Written problem
In the entries below, find every line with "atau" and copy it.

Data items

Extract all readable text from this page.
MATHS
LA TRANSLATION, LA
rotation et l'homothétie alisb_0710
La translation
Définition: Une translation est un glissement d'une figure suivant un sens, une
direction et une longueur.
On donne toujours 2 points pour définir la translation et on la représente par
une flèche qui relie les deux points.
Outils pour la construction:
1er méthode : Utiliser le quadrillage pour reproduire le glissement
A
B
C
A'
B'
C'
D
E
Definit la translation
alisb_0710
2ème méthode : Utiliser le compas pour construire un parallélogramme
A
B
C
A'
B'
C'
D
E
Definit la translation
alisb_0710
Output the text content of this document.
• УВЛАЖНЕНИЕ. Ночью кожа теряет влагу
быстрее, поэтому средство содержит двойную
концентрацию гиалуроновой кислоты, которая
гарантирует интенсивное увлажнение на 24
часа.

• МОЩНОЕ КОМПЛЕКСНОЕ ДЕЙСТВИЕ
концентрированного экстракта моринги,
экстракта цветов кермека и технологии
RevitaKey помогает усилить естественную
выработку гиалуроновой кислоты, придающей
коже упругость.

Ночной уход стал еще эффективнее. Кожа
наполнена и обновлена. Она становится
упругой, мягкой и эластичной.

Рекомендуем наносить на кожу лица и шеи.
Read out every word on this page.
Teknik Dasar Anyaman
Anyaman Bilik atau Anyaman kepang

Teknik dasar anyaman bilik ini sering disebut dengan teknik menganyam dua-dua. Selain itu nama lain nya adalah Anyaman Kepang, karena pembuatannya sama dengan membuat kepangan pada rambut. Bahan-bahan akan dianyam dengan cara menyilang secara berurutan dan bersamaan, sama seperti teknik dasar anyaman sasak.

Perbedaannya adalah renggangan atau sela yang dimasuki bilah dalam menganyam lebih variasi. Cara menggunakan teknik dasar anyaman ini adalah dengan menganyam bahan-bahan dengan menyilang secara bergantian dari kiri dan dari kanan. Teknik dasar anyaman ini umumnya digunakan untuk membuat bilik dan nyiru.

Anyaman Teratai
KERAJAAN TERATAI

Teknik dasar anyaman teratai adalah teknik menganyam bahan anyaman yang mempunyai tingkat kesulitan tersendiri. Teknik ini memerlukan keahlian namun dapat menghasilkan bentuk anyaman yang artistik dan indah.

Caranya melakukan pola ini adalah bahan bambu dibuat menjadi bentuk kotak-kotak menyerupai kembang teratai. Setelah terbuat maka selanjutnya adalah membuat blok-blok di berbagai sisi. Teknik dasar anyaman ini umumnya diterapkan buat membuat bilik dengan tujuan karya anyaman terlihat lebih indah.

Answer to this exercise
Anyaman Bilik atau Anyaman kepang
Perbedaannya adalah renggangan atau sela yang dimasuki bilah dalam menganyam lebih variasi. Cara menggunakan teknik dasar anyaman ini adalah dengan menganyam bahan-bahan dengan menyilang secara bergantian dari kiri dan dari kanan. Teknik dasar anyaman ini umumnya digunakan untuk membuat bilik dan nyiru.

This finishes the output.